Start of DATA PROVIDED

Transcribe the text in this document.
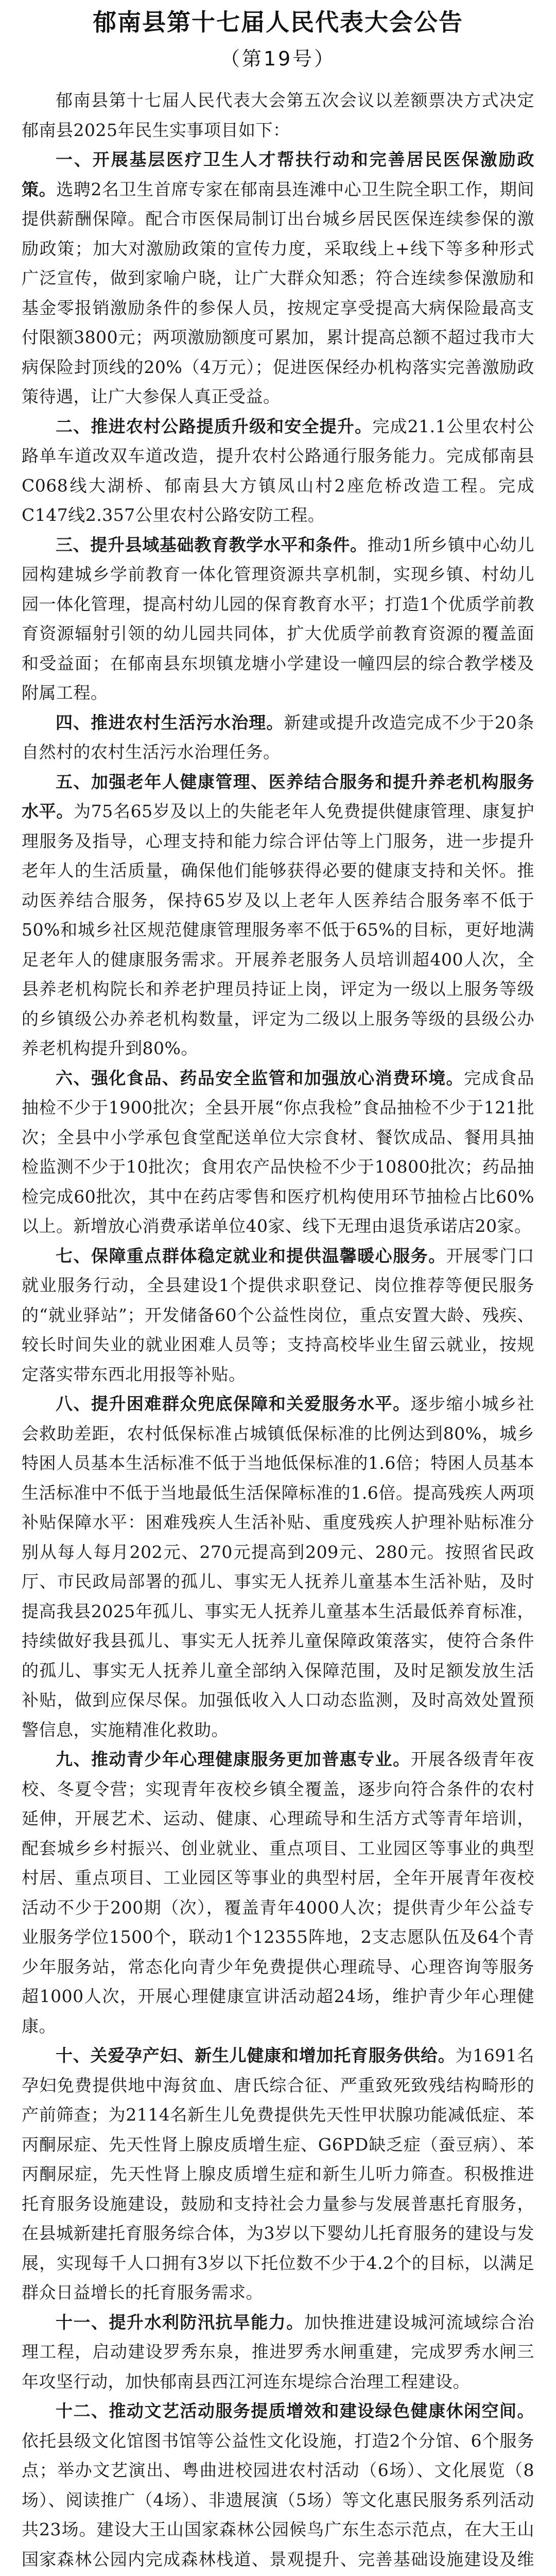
郁南县第十七届人民代表大会公告
（第19号）

郁南县第十七届人民代表大会第五次会议以差额票决方式决定郁南县2025年民生实事项目如下：

一、开展基层医疗卫生人才帮扶行动和完善居民医保激励政策。选聘2名卫生首席专家在郁南县连滩中心卫生院全职工作，期间提供薪酬保障。配合市医保局制订出台城乡居民医保连续参保的激励政策；加大对激励政策的宣传力度，采取线上+线下等多种形式广泛宣传，做到家喻户晓，让广大群众知悉；符合连续参保激励和基金零报销激励条件的参保人员，按规定享受提高大病保险最高支付限额3800元；两项激励额度可累加，累计提高总额不超过我市大病保险封顶线的20%（4万元）；促进医保经办机构落实完善激励政策待遇，让广大参保人真正受益。

二、推进农村公路提质升级和安全提升。完成21.1公里农村公路单车道改双车道改造，提升农村公路通行服务能力。完成郁南县C068线大湖桥、郁南县大方镇凤山村2座危桥改造工程。完成C147线2.357公里农村公路安防工程。

三、提升县域基础教育教学水平和条件。推动1所乡镇中心幼儿园构建城乡学前教育一体化管理资源共享机制，实现乡镇、村幼儿园一体化管理，提高村幼儿园的保育教育水平；打造1个优质学前教育资源辐射引领的幼儿园共同体，扩大优质学前教育资源的覆盖面和受益面；在郁南县东坝镇龙塘小学建设一幢四层的综合教学楼及附属工程。

四、推进农村生活污水治理。新建或提升改造完成不少于20条自然村的农村生活污水治理任务。

五、加强老年人健康管理、医养结合服务和提升养老机构服务水平。为75名65岁及以上的失能老年人免费提供健康管理、康复护理服务及指导，心理支持和能力综合评估等上门服务，进一步提升老年人的生活质量，确保他们能够获得必要的健康支持和关怀。推动医养结合服务，保持65岁及以上老年人医养结合服务率不低于50%和城乡社区规范健康管理服务率不低于65%的目标，更好地满足老年人的健康服务需求。开展养老服务人员培训超400人次，全县养老机构院长和养老护理员持证上岗，评定为一级以上服务等级的乡镇级公办养老机构数量，评定为二级以上服务等级的县级公办养老机构提升到80%。

六、强化食品、药品安全监管和加强放心消费环境。完成食品抽检不少于1900批次；全县开展“你点我检”食品抽检不少于121批次；全县中小学承包食堂配送单位大宗食材、餐饮成品、餐用具抽检监测不少于10批次；食用农产品快检不少于10800批次；药品抽检完成60批次，其中在药店零售和医疗机构使用环节抽检占比60%以上。新增放心消费承诺单位40家、线下无理由退货承诺店20家。

七、保障重点群体稳定就业和提供温馨暖心服务。开展零门口就业服务行动，全县建设1个提供求职登记、岗位推荐等便民服务的“就业驿站”；开发储备60个公益性岗位，重点安置大龄、残疾、较长时间失业的就业困难人员等；支持高校毕业生留云就业，按规定落实带东西北用报等补贴。

八、提升困难群众兜底保障和关爱服务水平。逐步缩小城乡社会救助差距，农村低保标准占城镇低保标准的比例达到80%，城乡特困人员基本生活标准不低于当地低保标准的1.6倍；特困人员基本生活标准中不低于当地最低生活保障标准的1.6倍。提高残疾人两项补贴保障水平：困难残疾人生活补贴、重度残疾人护理补贴标准分别从每人每月202元、270元提高到209元、280元。按照省民政厅、市民政局部署的孤儿、事实无人抚养儿童基本生活补贴，及时提高我县2025年孤儿、事实无人抚养儿童基本生活最低养育标准，持续做好我县孤儿、事实无人抚养儿童保障政策落实，使符合条件的孤儿、事实无人抚养儿童全部纳入保障范围，及时足额发放生活补贴，做到应保尽保。加强低收入人口动态监测，及时高效处置预警信息，实施精准化救助。

九、推动青少年心理健康服务更加普惠专业。开展各级青年夜校、冬夏令营；实现青年夜校乡镇全覆盖，逐步向符合条件的农村延伸，开展艺术、运动、健康、心理疏导和生活方式等青年培训，配套城乡乡村振兴、创业就业、重点项目、工业园区等事业的典型村居、重点项目、工业园区等事业的典型村居，全年开展青年夜校活动不少于200期（次），覆盖青年4000人次；提供青少年公益专业服务学位1500个，联动1个12355阵地，2支志愿队伍及64个青少年服务站，常态化向青少年免费提供心理疏导、心理咨询等服务超1000人次，开展心理健康宣讲活动超24场，维护青少年心理健康。

十、关爱孕产妇、新生儿健康和增加托育服务供给。为1691名孕妇免费提供地中海贫血、唐氏综合征、严重致死致残结构畸形的产前筛查；为2114名新生儿免费提供先天性甲状腺功能减低症、苯丙酮尿症、先天性肾上腺皮质增生症、G6PD缺乏症（蚕豆病）、苯丙酮尿症，先天性肾上腺皮质增生症和新生儿听力筛查。积极推进托育服务设施建设，鼓励和支持社会力量参与发展普惠托育服务，在县城新建托育服务综合体，为3岁以下婴幼儿托育服务的建设与发展，实现每千人口拥有3岁以下托位数不少于4.2个的目标，以满足群众日益增长的托育服务需求。

十一、提升水利防汛抗旱能力。加快推进建设城河流域综合治理工程，启动建设罗秀东泉，推进罗秀水闸重建，完成罗秀水闸三年攻坚行动，加快郁南县西江河连东堤综合治理工程建设。

十二、推动文艺活动服务提质增效和建设绿色健康休闲空间。依托县级文化馆图书馆等公益性文化设施，打造2个分馆、6个服务点；举办文艺演出、粤曲进校园进农村活动（6场）、文化展览（8场）、阅读推广（4场）、非遗展演（5场）等文化惠民服务系列活动共23场。建设大王山国家森林公园候鸟广东生态示范点，在大王山国家森林公园内完成森林栈道、景观提升、完善基础设施建设及维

End of DATA PROVIDED

● **WHAT YOU SHOULD DO**
Leave the pictures out, and transcribe each of the records exactly.

● **ANSWER TO THIS PROBLEM**
Transcribe the text in this document.
郁南县第十七届人民代表大会公告
（第19号）

郁南县第十七届人民代表大会第五次会议以差额票决方式决定郁南县2025年民生实事项目如下：

一、开展基层医疗卫生人才帮扶行动和完善居民医保激励政策。选聘2名卫生首席专家在郁南县连滩中心卫生院全职工作，期间提供薪酬保障。配合市医保局制订出台城乡居民医保连续参保的激励政策；加大对激励政策的宣传力度，采取线上+线下等多种形式广泛宣传，做到家喻户晓，让广大群众知悉；符合连续参保激励和基金零报销激励条件的参保人员，按规定享受提高大病保险最高支付限额3800元；两项激励额度可累加，累计提高总额不超过我市大病保险封顶线的20%（4万元）；促进医保经办机构落实完善激励政策待遇，让广大参保人真正受益。

二、推进农村公路提质升级和安全提升。完成21.1公里农村公路单车道改双车道改造，提升农村公路通行服务能力。完成郁南县C068线大湖桥、郁南县大方镇凤山村2座危桥改造工程。完成C147线2.357公里农村公路安防工程。

三、提升县域基础教育教学水平和条件。推动1所乡镇中心幼儿园构建城乡学前教育一体化管理资源共享机制，实现乡镇、村幼儿园一体化管理，提高村幼儿园的保育教育水平；打造1个优质学前教育资源辐射引领的幼儿园共同体，扩大优质学前教育资源的覆盖面和受益面；在郁南县东坝镇龙塘小学建设一幢四层的综合教学楼及附属工程。

四、推进农村生活污水治理。新建或提升改造完成不少于20条自然村的农村生活污水治理任务。

五、加强老年人健康管理、医养结合服务和提升养老机构服务水平。为75名65岁及以上的失能老年人免费提供健康管理、康复护理服务及指导，心理支持和能力综合评估等上门服务，进一步提升老年人的生活质量，确保他们能够获得必要的健康支持和关怀。推动医养结合服务，保持65岁及以上老年人医养结合服务率不低于50%和城乡社区规范健康管理服务率不低于65%的目标，更好地满足老年人的健康服务需求。开展养老服务人员培训超400人次，全县养老机构院长和养老护理员持证上岗，评定为一级以上服务等级的乡镇级公办养老机构数量，评定为二级以上服务等级的县级公办养老机构提升到80%。

六、强化食品、药品安全监管和加强放心消费环境。完成食品抽检不少于1900批次；全县开展“你点我检”食品抽检不少于121批次；全县中小学承包食堂配送单位大宗食材、餐饮成品、餐用具抽检监测不少于10批次；食用农产品快检不少于10800批次；药品抽检完成60批次，其中在药店零售和医疗机构使用环节抽检占比60%以上。新增放心消费承诺单位40家、线下无理由退货承诺店20家。

七、保障重点群体稳定就业和提供温馨暖心服务。开展零门口就业服务行动，全县建设1个提供求职登记、岗位推荐等便民服务的“就业驿站”；开发储备60个公益性岗位，重点安置大龄、残疾、较长时间失业的就业困难人员等；支持高校毕业生留云就业，按规定落实带东西北用报等补贴。

八、提升困难群众兜底保障和关爱服务水平。逐步缩小城乡社会救助差距，农村低保标准占城镇低保标准的比例达到80%，城乡特困人员基本生活标准不低于当地低保标准的1.6倍；特困人员基本生活标准中不低于当地最低生活保障标准的1.6倍。提高残疾人两项补贴保障水平：困难残疾人生活补贴、重度残疾人护理补贴标准分别从每人每月202元、270元提高到209元、280元。按照省民政厅、市民政局部署的孤儿、事实无人抚养儿童基本生活补贴，及时提高我县2025年孤儿、事实无人抚养儿童基本生活最低养育标准，持续做好我县孤儿、事实无人抚养儿童保障政策落实，使符合条件的孤儿、事实无人抚养儿童全部纳入保障范围，及时足额发放生活补贴，做到应保尽保。加强低收入人口动态监测，及时高效处置预警信息，实施精准化救助。

九、推动青少年心理健康服务更加普惠专业。开展各级青年夜校、冬夏令营；实现青年夜校乡镇全覆盖，逐步向符合条件的农村延伸，开展艺术、运动、健康、心理疏导和生活方式等青年培训，配套城乡乡村振兴、创业就业、重点项目、工业园区等事业的典型村居、重点项目、工业园区等事业的典型村居，全年开展青年夜校活动不少于200期（次），覆盖青年4000人次；提供青少年公益专业服务学位1500个，联动1个12355阵地，2支志愿队伍及64个青少年服务站，常态化向青少年免费提供心理疏导、心理咨询等服务超1000人次，开展心理健康宣讲活动超24场，维护青少年心理健康。

十、关爱孕产妇、新生儿健康和增加托育服务供给。为1691名孕妇免费提供地中海贫血、唐氏综合征、严重致死致残结构畸形的产前筛查；为2114名新生儿免费提供先天性甲状腺功能减低症、苯丙酮尿症、先天性肾上腺皮质增生症、G6PD缺乏症（蚕豆病）、苯丙酮尿症，先天性肾上腺皮质增生症和新生儿听力筛查。积极推进托育服务设施建设，鼓励和支持社会力量参与发展普惠托育服务，在县城新建托育服务综合体，为3岁以下婴幼儿托育服务的建设与发展，实现每千人口拥有3岁以下托位数不少于4.2个的目标，以满足群众日益增长的托育服务需求。

十一、提升水利防汛抗旱能力。加快推进建设城河流域综合治理工程，启动建设罗秀东泉，推进罗秀水闸重建，完成罗秀水闸三年攻坚行动，加快郁南县西江河连东堤综合治理工程建设。

十二、推动文艺活动服务提质增效和建设绿色健康休闲空间。依托县级文化馆图书馆等公益性文化设施，打造2个分馆、6个服务点；举办文艺演出、粤曲进校园进农村活动（6场）、文化展览（8场）、阅读推广（4场）、非遗展演（5场）等文化惠民服务系列活动共23场。建设大王山国家森林公园候鸟广东生态示范点，在大王山国家森林公园内完成森林栈道、景观提升、完善基础设施建设及维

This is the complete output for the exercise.